● **Written task**
Retype all of the listing exactly, passing over any picture you find.

● **Entries**

_ _ _ _ _

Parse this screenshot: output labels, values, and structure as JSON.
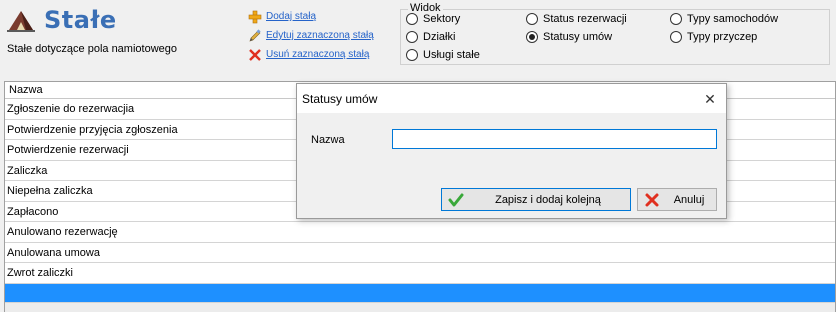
{
  "header": {
    "title": "Stałe",
    "subtitle": "Stałe dotyczące pola namiotowego"
  },
  "actions": {
    "add": "Dodaj stałą",
    "edit": "Edytuj zaznaczoną stałą",
    "remove": "Usuń zaznaczoną stałą"
  },
  "view": {
    "legend": "Widok",
    "options": [
      {
        "label": "Sektory",
        "checked": false
      },
      {
        "label": "Działki",
        "checked": false
      },
      {
        "label": "Usługi stałe",
        "checked": false
      },
      {
        "label": "Status rezerwacji",
        "checked": false
      },
      {
        "label": "Statusy umów",
        "checked": true
      },
      {
        "label": "Typy samochodów",
        "checked": false
      },
      {
        "label": "Typy przyczep",
        "checked": false
      }
    ]
  },
  "grid": {
    "column": "Nazwa",
    "rows": [
      "Zgłoszenie do rezerwacjia",
      "Potwierdzenie przyjęcia zgłoszenia",
      "Potwierdzenie rezerwacji",
      "Zaliczka",
      "Niepełna zaliczka",
      "Zapłacono",
      "Anulowano rezerwację",
      "Anulowana umowa",
      "Zwrot zaliczki"
    ]
  },
  "dialog": {
    "title": "Statusy umów",
    "close": "✕",
    "field_label": "Nazwa",
    "field_value": "",
    "save_label": "Zapisz i dodaj kolejną",
    "cancel_label": "Anuluj"
  },
  "colors": {
    "title": "#3a6fb5",
    "link": "#2563c9",
    "selection": "#1e90ff",
    "focus": "#0078d7"
  }
}
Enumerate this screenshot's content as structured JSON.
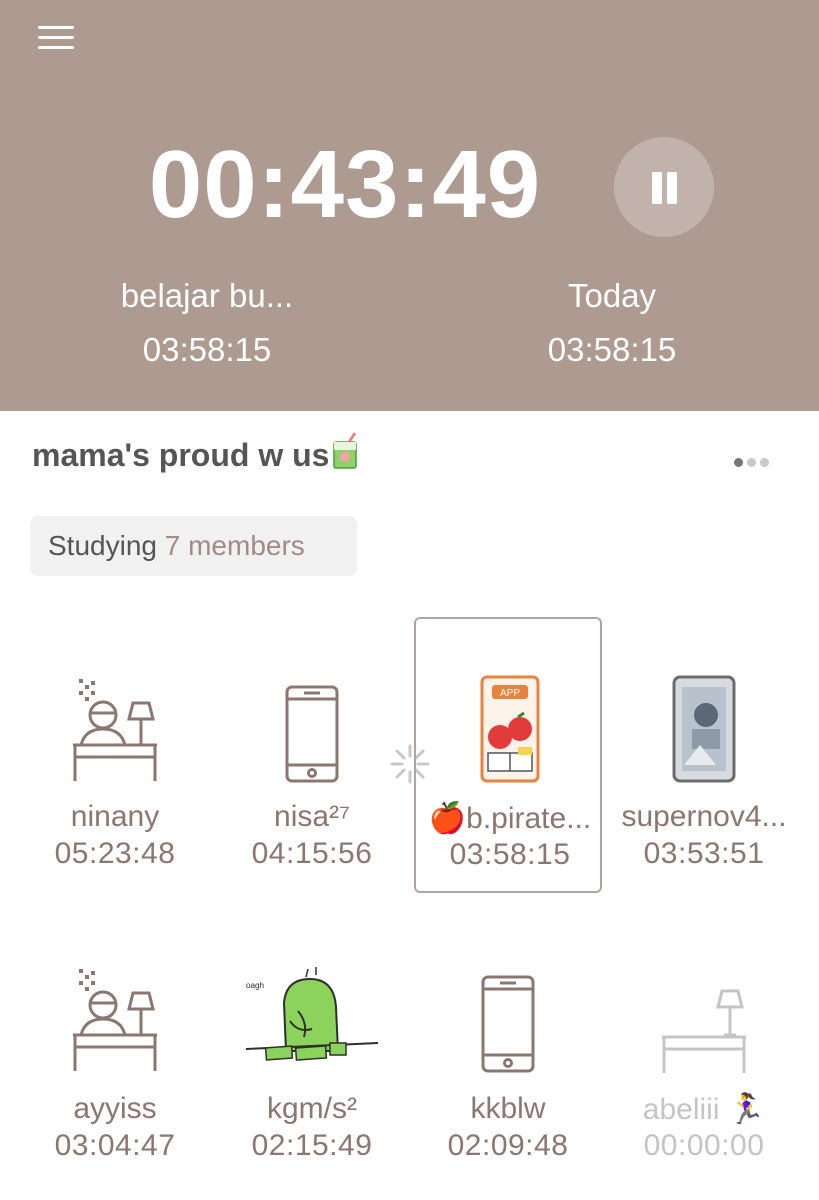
{
  "header": {
    "timer": "00:43:49",
    "subject": {
      "label": "belajar bu...",
      "value": "03:58:15"
    },
    "today": {
      "label": "Today",
      "value": "03:58:15"
    }
  },
  "group": {
    "title": "mama's proud w us",
    "status_label": "Studying",
    "status_count": "7 members"
  },
  "members": [
    {
      "name": "ninany",
      "time": "05:23:48",
      "avatar": "studying-desk-icon"
    },
    {
      "name": "nisa²⁷",
      "time": "04:15:56",
      "avatar": "phone-icon"
    },
    {
      "name": "🍎b.pirate...",
      "time": "03:58:15",
      "avatar": "app-phone-icon"
    },
    {
      "name": "supernov4...",
      "time": "03:53:51",
      "avatar": "space-phone-icon"
    },
    {
      "name": "ayyiss",
      "time": "03:04:47",
      "avatar": "studying-desk-icon"
    },
    {
      "name": "kgm/s²",
      "time": "02:15:49",
      "avatar": "green-studying-character"
    },
    {
      "name": "kkblw",
      "time": "02:09:48",
      "avatar": "phone-icon"
    },
    {
      "name": "abeliii 🏃‍♀️",
      "time": "00:00:00",
      "avatar": "empty-desk-icon"
    }
  ],
  "colors": {
    "header_bg": "#ad9a91",
    "accent_text": "#8a7770",
    "inactive_text": "#c4c4c4"
  }
}
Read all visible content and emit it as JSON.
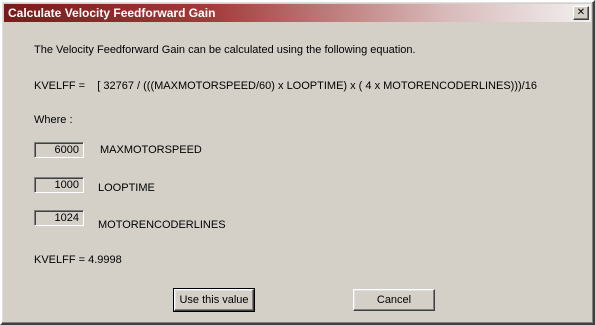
{
  "window": {
    "title": "Calculate Velocity Feedforward Gain",
    "close_glyph": "✕"
  },
  "content": {
    "intro": "The Velocity Feedforward Gain can be calculated using the following equation.",
    "equation": "KVELFF =    [ 32767 / (((MAXMOTORSPEED/60) x LOOPTIME) x ( 4 x MOTORENCODERLINES)))/16",
    "where_label": "Where :",
    "params": [
      {
        "value": "6000",
        "label": "MAXMOTORSPEED"
      },
      {
        "value": "1000",
        "label": "LOOPTIME"
      },
      {
        "value": "1024",
        "label": "MOTORENCODERLINES"
      }
    ],
    "result": "KVELFF = 4.9998"
  },
  "buttons": {
    "use": "Use this value",
    "cancel": "Cancel"
  },
  "colors": {
    "titlebar_start": "#7a1a1a",
    "face": "#d4d0c8"
  },
  "icons": {
    "close": "close-icon"
  }
}
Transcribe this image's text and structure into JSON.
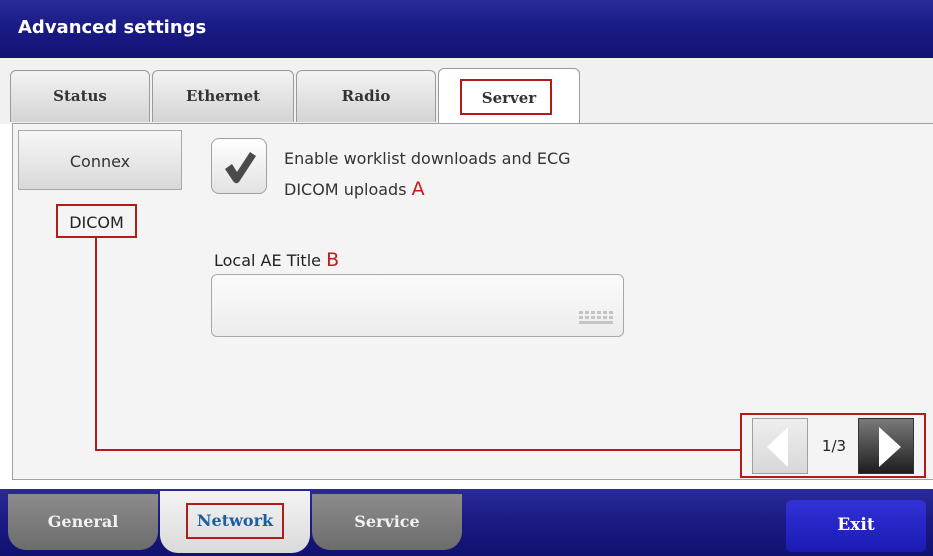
{
  "window": {
    "title": "Advanced settings"
  },
  "top_tabs": [
    {
      "label": "Status"
    },
    {
      "label": "Ethernet"
    },
    {
      "label": "Radio"
    },
    {
      "label": "Server",
      "active": true
    }
  ],
  "sidebar": {
    "items": [
      {
        "label": "Connex"
      },
      {
        "label": "DICOM",
        "selected": true
      }
    ]
  },
  "dicom_enable": {
    "checked": true,
    "label_line1": "Enable worklist downloads and ECG",
    "label_line2": "DICOM uploads",
    "callout": "A"
  },
  "local_ae_title": {
    "label": "Local AE Title",
    "callout": "B",
    "value": "",
    "keyboard_icon": "keyboard-icon"
  },
  "pager": {
    "indicator": "1/3"
  },
  "bottom_tabs": [
    {
      "label": "General"
    },
    {
      "label": "Network",
      "active": true
    },
    {
      "label": "Service"
    }
  ],
  "exit_button": {
    "label": "Exit"
  },
  "colors": {
    "title_bar": "#1b1b86",
    "accent": "#1a1ab2",
    "annotation": "#b31b1b",
    "active_bottom_tab_text": "#1c5fa0"
  }
}
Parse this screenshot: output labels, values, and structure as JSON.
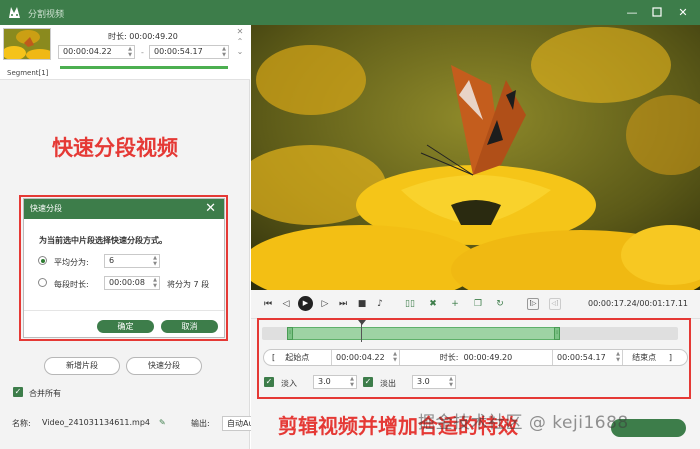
{
  "app": {
    "title": "分割视频"
  },
  "segment": {
    "label": "Segment[1]",
    "duration_text": "时长:  00:00:49.20",
    "start": "00:00:04.22",
    "end": "00:00:54.17"
  },
  "annotations": {
    "left": "快速分段视频",
    "bottom": "剪辑视频并增加合适的特效"
  },
  "dialog": {
    "title": "快速分段",
    "prompt": "为当前选中片段选择快速分段方式。",
    "option_equal_label": "平均分为:",
    "option_equal_value": "6",
    "option_each_label": "每段时长:",
    "option_each_value": "00:00:08",
    "option_each_hint": "将分为 7 段",
    "ok": "确定",
    "cancel": "取消",
    "selected_option": "equal"
  },
  "left_actions": {
    "new_segment": "新增片段",
    "quick_split": "快速分段",
    "merge_all": "合并所有",
    "merge_all_checked": true
  },
  "bottom": {
    "name_label": "名称:",
    "name_value": "Video_241031134611.mp4",
    "output_label": "输出:",
    "output_value": "自动Auto",
    "watermark": "掘金技术社区 @ keji1688"
  },
  "player": {
    "time": "00:00:17.24/00:01:17.11"
  },
  "range": {
    "start_label": "起始点",
    "start_value": "00:00:04.22",
    "duration_label": "时长:",
    "duration_value": "00:00:49.20",
    "end_value": "00:00:54.17",
    "end_label": "结束点"
  },
  "fade": {
    "fade_in_label": "淡入",
    "fade_in_value": "3.0",
    "fade_in_checked": true,
    "fade_out_label": "淡出",
    "fade_out_value": "3.0",
    "fade_out_checked": true
  },
  "colors": {
    "brand_green": "#3d7d4a",
    "annotation_red": "#e53935"
  }
}
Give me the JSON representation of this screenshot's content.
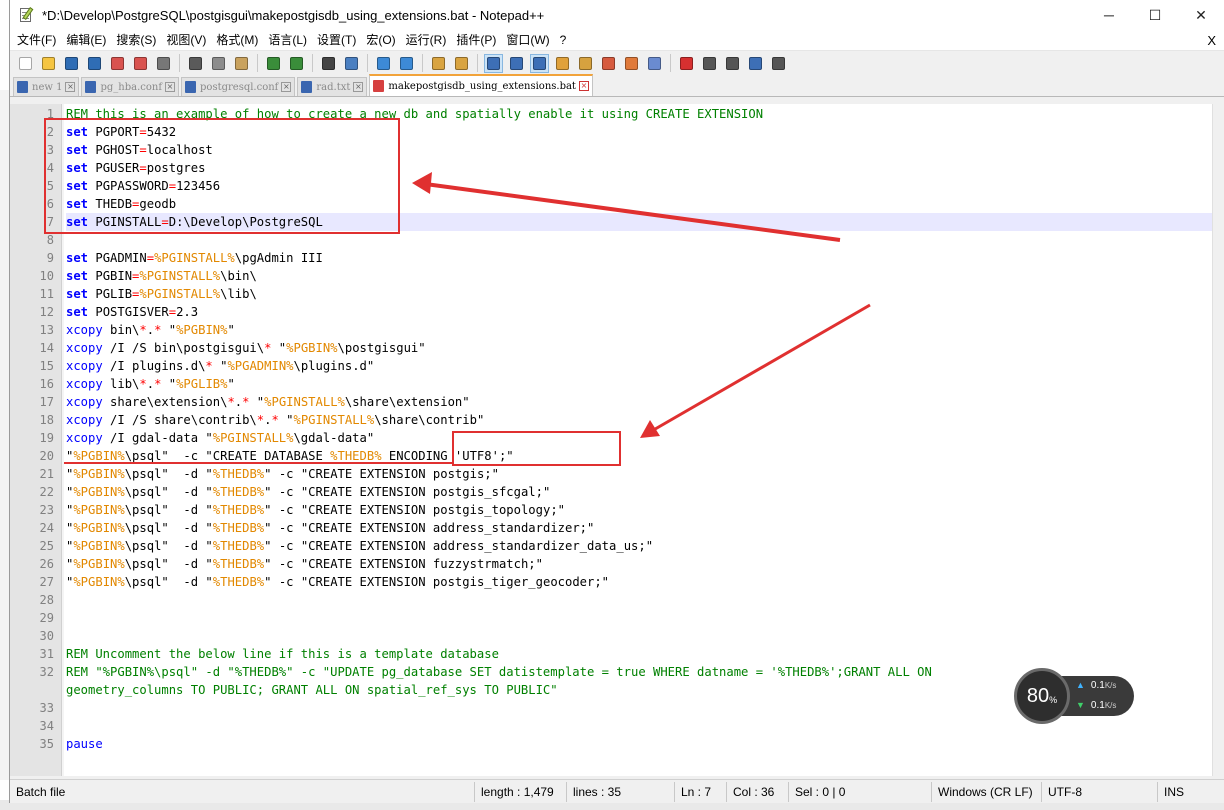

_ _ _ _ _

● **Result of this exercise**
Parse this screenshot: output labels, values, and structure as JSON.
{
  "header": {
    "title": "Stałe",
    "subtitle": "Stałe dotyczące pola namiotowego"
  },
  "actions": {
    "add": "Dodaj stałą",
    "edit": "Edytuj zaznaczoną stałą",
    "remove": "Usuń zaznaczoną stałą"
  },
  "view": {
    "legend": "Widok",
    "options": [
      {
        "label": "Sektory",
        "checked": false
      },
      {
        "label": "Działki",
        "checked": false
      },
      {
        "label": "Usługi stałe",
        "checked": false
      },
      {
        "label": "Status rezerwacji",
        "checked": false
      },
      {
        "label": "Statusy umów",
        "checked": true
      },
      {
        "label": "Typy samochodów",
        "checked": false
      },
      {
        "label": "Typy przyczep",
        "checked": false
      }
    ]
  },
  "grid": {
    "column": "Nazwa",
    "rows": [
      "Zgłoszenie do rezerwacjia",
      "Potwierdzenie przyjęcia zgłoszenia",
      "Potwierdzenie rezerwacji",
      "Zaliczka",
      "Niepełna zaliczka",
      "Zapłacono",
      "Anulowano rezerwację",
      "Anulowana umowa",
      "Zwrot zaliczki"
    ]
  },
  "dialog": {
    "title": "Statusy umów",
    "close": "✕",
    "field_label": "Nazwa",
    "field_value": "",
    "save_label": "Zapisz i dodaj kolejną",
    "cancel_label": "Anuluj"
  },
  "colors": {
    "title": "#3a6fb5",
    "link": "#2563c9",
    "selection": "#1e90ff",
    "focus": "#0078d7"
  }
}
Enumerate this screenshot's content as structured JSON.
{
  "header": {
    "timer": "00:43:49",
    "subject": {
      "label": "belajar bu...",
      "value": "03:58:15"
    },
    "today": {
      "label": "Today",
      "value": "03:58:15"
    }
  },
  "group": {
    "title": "mama's proud w us",
    "status_label": "Studying",
    "status_count": "7 members"
  },
  "members": [
    {
      "name": "ninany",
      "time": "05:23:48",
      "avatar": "studying-desk-icon"
    },
    {
      "name": "nisa²⁷",
      "time": "04:15:56",
      "avatar": "phone-icon"
    },
    {
      "name": "🍎b.pirate...",
      "time": "03:58:15",
      "avatar": "app-phone-icon"
    },
    {
      "name": "supernov4...",
      "time": "03:53:51",
      "avatar": "space-phone-icon"
    },
    {
      "name": "ayyiss",
      "time": "03:04:47",
      "avatar": "studying-desk-icon"
    },
    {
      "name": "kgm/s²",
      "time": "02:15:49",
      "avatar": "green-studying-character"
    },
    {
      "name": "kkblw",
      "time": "02:09:48",
      "avatar": "phone-icon"
    },
    {
      "name": "abeliii 🏃‍♀️",
      "time": "00:00:00",
      "avatar": "empty-desk-icon"
    }
  ],
  "colors": {
    "header_bg": "#ad9a91",
    "accent_text": "#8a7770",
    "inactive_text": "#c4c4c4"
  }
}
Read all visible content and emit it as JSON.
{
  "window": {
    "title": "Calculate Velocity Feedforward Gain",
    "close_glyph": "✕"
  },
  "content": {
    "intro": "The Velocity Feedforward Gain can be calculated using the following equation.",
    "equation": "KVELFF =    [ 32767 / (((MAXMOTORSPEED/60) x LOOPTIME) x ( 4 x MOTORENCODERLINES)))/16",
    "where_label": "Where :",
    "params": [
      {
        "value": "6000",
        "label": "MAXMOTORSPEED"
      },
      {
        "value": "1000",
        "label": "LOOPTIME"
      },
      {
        "value": "1024",
        "label": "MOTORENCODERLINES"
      }
    ],
    "result": "KVELFF = 4.9998"
  },
  "buttons": {
    "use": "Use this value",
    "cancel": "Cancel"
  },
  "colors": {
    "titlebar_start": "#7a1a1a",
    "face": "#d4d0c8"
  },
  "icons": {
    "close": "close-icon"
  }
}
Transcribe this image's text and structure into JSON.
{
  "window": {
    "title": "Advanced settings"
  },
  "top_tabs": [
    {
      "label": "Status"
    },
    {
      "label": "Ethernet"
    },
    {
      "label": "Radio"
    },
    {
      "label": "Server",
      "active": true
    }
  ],
  "sidebar": {
    "items": [
      {
        "label": "Connex"
      },
      {
        "label": "DICOM",
        "selected": true
      }
    ]
  },
  "dicom_enable": {
    "checked": true,
    "label_line1": "Enable worklist downloads and ECG",
    "label_line2": "DICOM uploads",
    "callout": "A"
  },
  "local_ae_title": {
    "label": "Local AE Title",
    "callout": "B",
    "value": "",
    "keyboard_icon": "keyboard-icon"
  },
  "pager": {
    "indicator": "1/3"
  },
  "bottom_tabs": [
    {
      "label": "General"
    },
    {
      "label": "Network",
      "active": true
    },
    {
      "label": "Service"
    }
  ],
  "exit_button": {
    "label": "Exit"
  },
  "colors": {
    "title_bar": "#1b1b86",
    "accent": "#1a1ab2",
    "annotation": "#b31b1b",
    "active_bottom_tab_text": "#1c5fa0"
  }
}
Parse this screenshot: output labels, values, and structure as JSON.
{
  "app": {
    "title": "分割视频"
  },
  "segment": {
    "label": "Segment[1]",
    "duration_text": "时长:  00:00:49.20",
    "start": "00:00:04.22",
    "end": "00:00:54.17"
  },
  "annotations": {
    "left": "快速分段视频",
    "bottom": "剪辑视频并增加合适的特效"
  },
  "dialog": {
    "title": "快速分段",
    "prompt": "为当前选中片段选择快速分段方式。",
    "option_equal_label": "平均分为:",
    "option_equal_value": "6",
    "option_each_label": "每段时长:",
    "option_each_value": "00:00:08",
    "option_each_hint": "将分为 7 段",
    "ok": "确定",
    "cancel": "取消",
    "selected_option": "equal"
  },
  "left_actions": {
    "new_segment": "新增片段",
    "quick_split": "快速分段",
    "merge_all": "合并所有",
    "merge_all_checked": true
  },
  "bottom": {
    "name_label": "名称:",
    "name_value": "Video_241031134611.mp4",
    "output_label": "输出:",
    "output_value": "自动Auto",
    "watermark": "掘金技术社区 @ keji1688"
  },
  "player": {
    "time": "00:00:17.24/00:01:17.11"
  },
  "range": {
    "start_label": "起始点",
    "start_value": "00:00:04.22",
    "duration_label": "时长:",
    "duration_value": "00:00:49.20",
    "end_value": "00:00:54.17",
    "end_label": "结束点"
  },
  "fade": {
    "fade_in_label": "淡入",
    "fade_in_value": "3.0",
    "fade_in_checked": true,
    "fade_out_label": "淡出",
    "fade_out_value": "3.0",
    "fade_out_checked": true
  },
  "colors": {
    "brand_green": "#3d7d4a",
    "annotation_red": "#e53935"
  }
}
Give me the JSON representation of this screenshot's content.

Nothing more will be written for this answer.